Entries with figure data

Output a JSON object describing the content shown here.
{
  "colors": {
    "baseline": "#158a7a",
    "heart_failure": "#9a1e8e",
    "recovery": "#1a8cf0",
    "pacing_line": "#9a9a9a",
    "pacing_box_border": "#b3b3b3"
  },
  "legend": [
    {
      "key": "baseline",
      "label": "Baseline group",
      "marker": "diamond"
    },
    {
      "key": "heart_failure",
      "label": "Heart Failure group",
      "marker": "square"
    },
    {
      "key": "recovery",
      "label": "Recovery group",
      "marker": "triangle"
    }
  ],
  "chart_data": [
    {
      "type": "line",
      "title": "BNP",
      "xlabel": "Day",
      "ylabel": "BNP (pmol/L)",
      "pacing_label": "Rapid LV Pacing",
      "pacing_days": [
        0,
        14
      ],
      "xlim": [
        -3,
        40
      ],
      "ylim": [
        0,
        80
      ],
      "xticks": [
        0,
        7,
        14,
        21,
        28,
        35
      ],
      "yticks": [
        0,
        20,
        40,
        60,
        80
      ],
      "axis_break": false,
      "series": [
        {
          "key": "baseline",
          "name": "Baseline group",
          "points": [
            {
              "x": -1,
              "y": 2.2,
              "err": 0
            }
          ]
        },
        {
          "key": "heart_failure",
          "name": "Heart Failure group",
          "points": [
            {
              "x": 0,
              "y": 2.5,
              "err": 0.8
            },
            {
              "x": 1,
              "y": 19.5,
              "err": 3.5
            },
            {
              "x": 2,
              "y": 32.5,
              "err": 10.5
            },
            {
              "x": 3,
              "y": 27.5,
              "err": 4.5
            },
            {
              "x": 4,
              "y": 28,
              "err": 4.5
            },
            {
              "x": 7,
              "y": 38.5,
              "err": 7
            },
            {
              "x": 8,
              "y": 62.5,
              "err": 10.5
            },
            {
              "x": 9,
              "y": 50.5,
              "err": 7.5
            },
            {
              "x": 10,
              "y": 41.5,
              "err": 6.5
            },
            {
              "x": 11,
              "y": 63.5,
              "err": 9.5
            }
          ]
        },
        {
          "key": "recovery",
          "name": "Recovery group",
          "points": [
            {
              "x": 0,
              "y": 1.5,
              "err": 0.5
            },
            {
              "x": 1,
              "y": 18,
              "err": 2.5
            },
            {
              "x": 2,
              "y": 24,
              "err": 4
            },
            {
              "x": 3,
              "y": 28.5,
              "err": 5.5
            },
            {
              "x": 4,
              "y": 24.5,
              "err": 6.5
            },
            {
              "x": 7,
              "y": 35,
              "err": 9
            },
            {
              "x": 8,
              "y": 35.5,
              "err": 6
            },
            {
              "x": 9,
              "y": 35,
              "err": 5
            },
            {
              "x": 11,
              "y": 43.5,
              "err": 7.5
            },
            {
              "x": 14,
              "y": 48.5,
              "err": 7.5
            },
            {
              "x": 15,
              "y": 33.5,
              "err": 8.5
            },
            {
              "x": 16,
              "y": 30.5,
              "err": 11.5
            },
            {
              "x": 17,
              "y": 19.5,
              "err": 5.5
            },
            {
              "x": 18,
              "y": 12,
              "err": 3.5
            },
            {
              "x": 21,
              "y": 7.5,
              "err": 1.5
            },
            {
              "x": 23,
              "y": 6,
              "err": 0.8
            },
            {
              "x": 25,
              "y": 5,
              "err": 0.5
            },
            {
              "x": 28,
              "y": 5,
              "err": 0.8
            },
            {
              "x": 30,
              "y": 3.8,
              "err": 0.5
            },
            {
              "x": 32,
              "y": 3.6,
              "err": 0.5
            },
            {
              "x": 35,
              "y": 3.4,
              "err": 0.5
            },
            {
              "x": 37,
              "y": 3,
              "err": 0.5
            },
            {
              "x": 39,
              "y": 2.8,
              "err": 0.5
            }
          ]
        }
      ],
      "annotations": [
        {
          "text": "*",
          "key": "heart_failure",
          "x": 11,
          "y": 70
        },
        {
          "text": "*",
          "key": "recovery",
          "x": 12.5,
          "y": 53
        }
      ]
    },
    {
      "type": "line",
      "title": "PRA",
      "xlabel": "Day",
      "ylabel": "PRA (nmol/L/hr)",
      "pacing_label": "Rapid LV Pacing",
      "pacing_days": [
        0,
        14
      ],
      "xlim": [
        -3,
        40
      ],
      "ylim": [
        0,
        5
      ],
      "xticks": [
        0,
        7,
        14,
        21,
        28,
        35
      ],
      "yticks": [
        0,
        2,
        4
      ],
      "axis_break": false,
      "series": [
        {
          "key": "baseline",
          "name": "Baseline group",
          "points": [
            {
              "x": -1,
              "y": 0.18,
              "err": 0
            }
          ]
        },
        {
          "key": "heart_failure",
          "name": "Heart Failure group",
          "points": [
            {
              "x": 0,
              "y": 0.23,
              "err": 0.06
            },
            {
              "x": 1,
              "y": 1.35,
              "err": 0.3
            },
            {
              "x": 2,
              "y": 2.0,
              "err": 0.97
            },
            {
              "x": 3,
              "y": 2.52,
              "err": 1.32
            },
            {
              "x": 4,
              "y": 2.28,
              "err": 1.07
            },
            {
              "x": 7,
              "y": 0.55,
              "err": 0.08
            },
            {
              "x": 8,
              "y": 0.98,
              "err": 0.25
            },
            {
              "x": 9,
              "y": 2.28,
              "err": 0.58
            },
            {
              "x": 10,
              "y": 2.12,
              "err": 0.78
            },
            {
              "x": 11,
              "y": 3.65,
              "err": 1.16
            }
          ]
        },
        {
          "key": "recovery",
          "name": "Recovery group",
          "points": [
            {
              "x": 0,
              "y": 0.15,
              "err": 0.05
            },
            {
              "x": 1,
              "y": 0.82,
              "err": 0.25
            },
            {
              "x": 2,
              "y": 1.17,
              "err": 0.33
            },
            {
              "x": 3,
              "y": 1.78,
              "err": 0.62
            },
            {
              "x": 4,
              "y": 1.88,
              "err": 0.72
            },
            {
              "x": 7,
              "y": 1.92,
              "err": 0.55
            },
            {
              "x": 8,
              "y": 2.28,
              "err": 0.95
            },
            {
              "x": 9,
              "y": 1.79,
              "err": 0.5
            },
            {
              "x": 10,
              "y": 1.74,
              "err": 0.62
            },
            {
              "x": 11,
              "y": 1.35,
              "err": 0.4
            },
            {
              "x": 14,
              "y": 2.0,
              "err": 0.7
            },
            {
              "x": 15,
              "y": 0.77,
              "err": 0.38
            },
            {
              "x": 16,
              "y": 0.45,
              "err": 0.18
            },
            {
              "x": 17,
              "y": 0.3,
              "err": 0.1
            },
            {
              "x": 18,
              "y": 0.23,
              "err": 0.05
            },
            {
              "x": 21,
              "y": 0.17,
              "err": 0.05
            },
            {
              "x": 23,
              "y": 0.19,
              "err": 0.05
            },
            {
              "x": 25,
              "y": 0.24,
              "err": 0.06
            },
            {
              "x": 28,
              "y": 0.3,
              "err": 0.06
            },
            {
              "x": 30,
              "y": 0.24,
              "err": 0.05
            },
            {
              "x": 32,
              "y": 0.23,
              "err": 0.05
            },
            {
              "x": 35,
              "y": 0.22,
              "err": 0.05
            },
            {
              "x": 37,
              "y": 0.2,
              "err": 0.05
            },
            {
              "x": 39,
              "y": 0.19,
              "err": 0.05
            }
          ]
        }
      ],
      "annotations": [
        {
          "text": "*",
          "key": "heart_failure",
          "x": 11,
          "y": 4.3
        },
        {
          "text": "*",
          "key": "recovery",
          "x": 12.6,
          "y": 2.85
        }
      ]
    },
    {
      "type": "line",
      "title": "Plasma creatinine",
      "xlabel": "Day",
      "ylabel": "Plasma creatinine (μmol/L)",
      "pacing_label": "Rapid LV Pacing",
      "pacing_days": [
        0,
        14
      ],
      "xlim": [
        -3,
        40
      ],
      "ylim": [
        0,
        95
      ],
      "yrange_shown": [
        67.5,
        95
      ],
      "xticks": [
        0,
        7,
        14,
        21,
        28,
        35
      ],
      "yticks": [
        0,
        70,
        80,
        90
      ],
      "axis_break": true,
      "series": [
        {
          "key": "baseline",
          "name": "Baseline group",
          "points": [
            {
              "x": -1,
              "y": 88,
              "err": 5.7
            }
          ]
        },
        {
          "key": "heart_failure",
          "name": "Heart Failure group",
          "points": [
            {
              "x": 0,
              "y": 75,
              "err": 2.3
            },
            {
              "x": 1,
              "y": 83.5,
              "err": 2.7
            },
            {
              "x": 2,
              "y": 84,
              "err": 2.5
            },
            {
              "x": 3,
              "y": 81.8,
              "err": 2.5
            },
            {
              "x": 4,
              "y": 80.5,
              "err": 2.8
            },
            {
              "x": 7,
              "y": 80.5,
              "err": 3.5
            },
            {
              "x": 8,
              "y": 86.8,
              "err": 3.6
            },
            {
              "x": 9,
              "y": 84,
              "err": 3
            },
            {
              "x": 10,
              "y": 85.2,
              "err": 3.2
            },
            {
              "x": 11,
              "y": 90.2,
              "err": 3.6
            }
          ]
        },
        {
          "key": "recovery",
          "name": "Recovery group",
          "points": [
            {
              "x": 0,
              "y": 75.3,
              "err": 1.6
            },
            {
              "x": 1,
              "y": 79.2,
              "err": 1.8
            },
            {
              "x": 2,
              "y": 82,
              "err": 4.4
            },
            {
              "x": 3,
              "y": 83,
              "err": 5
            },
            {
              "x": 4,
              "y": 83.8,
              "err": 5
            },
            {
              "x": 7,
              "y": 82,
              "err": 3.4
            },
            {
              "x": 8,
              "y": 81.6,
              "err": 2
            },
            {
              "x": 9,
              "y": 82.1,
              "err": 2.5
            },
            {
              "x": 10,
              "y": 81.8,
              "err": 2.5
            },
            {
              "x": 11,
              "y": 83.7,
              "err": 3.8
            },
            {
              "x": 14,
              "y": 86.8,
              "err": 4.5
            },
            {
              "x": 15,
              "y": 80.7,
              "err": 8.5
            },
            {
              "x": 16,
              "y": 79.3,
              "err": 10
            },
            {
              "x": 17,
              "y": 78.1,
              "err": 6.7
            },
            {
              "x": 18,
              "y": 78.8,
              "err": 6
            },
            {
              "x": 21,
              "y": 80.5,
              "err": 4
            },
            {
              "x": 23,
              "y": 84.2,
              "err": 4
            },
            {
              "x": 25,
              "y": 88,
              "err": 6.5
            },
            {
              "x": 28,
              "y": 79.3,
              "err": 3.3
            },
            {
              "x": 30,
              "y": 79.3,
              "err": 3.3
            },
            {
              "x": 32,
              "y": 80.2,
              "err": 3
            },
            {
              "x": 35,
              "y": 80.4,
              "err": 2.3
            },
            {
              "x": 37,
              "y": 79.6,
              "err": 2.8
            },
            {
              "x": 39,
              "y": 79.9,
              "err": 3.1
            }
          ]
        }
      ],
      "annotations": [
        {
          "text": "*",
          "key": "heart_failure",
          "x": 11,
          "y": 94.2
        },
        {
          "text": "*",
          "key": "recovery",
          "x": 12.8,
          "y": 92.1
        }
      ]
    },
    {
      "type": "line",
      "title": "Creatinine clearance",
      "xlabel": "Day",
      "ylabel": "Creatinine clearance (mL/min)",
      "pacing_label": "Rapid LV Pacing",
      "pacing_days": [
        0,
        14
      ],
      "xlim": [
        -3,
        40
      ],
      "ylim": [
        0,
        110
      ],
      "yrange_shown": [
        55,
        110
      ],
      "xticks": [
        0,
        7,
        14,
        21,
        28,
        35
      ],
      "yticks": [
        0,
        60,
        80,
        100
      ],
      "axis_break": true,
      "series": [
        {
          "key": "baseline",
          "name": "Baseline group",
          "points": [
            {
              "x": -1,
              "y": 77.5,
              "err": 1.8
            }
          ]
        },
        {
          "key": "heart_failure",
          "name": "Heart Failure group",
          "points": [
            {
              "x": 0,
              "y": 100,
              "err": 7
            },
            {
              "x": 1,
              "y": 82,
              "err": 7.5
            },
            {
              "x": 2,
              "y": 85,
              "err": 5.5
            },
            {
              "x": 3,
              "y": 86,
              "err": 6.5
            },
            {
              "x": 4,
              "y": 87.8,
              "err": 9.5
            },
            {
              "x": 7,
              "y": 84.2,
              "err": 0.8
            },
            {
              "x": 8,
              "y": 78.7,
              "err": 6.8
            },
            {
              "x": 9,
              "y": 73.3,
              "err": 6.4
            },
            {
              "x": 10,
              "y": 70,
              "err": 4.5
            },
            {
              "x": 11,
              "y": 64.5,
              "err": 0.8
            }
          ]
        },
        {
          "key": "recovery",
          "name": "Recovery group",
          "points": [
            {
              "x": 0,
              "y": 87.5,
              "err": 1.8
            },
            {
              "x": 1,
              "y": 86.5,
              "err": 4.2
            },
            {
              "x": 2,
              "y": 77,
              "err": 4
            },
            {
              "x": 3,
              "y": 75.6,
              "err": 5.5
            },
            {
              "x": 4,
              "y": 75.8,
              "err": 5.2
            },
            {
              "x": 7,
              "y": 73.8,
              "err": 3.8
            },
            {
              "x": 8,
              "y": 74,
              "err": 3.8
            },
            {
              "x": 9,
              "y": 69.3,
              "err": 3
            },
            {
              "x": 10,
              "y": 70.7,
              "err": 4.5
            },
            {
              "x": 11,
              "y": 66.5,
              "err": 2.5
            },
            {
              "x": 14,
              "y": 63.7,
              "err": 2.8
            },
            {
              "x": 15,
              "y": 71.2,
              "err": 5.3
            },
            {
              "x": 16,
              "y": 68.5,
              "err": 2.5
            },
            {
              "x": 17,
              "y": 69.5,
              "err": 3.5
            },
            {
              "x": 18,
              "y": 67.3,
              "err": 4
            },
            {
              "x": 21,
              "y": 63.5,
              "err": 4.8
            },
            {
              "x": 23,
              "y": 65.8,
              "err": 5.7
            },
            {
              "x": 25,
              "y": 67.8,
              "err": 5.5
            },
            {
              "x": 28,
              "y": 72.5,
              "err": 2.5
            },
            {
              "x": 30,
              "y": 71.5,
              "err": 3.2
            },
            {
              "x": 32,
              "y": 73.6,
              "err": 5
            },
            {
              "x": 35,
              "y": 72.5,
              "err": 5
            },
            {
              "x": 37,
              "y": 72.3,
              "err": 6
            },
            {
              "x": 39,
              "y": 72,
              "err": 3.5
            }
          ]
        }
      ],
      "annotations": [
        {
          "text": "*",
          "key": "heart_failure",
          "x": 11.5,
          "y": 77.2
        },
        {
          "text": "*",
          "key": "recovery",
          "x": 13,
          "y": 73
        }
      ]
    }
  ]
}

Exercise details:
Copy out every line in the entries above that holds "title".

Result of the exercise:
      "title": "BNP",
      "title": "PRA",
      "title": "Plasma creatinine",
      "title": "Creatinine clearance",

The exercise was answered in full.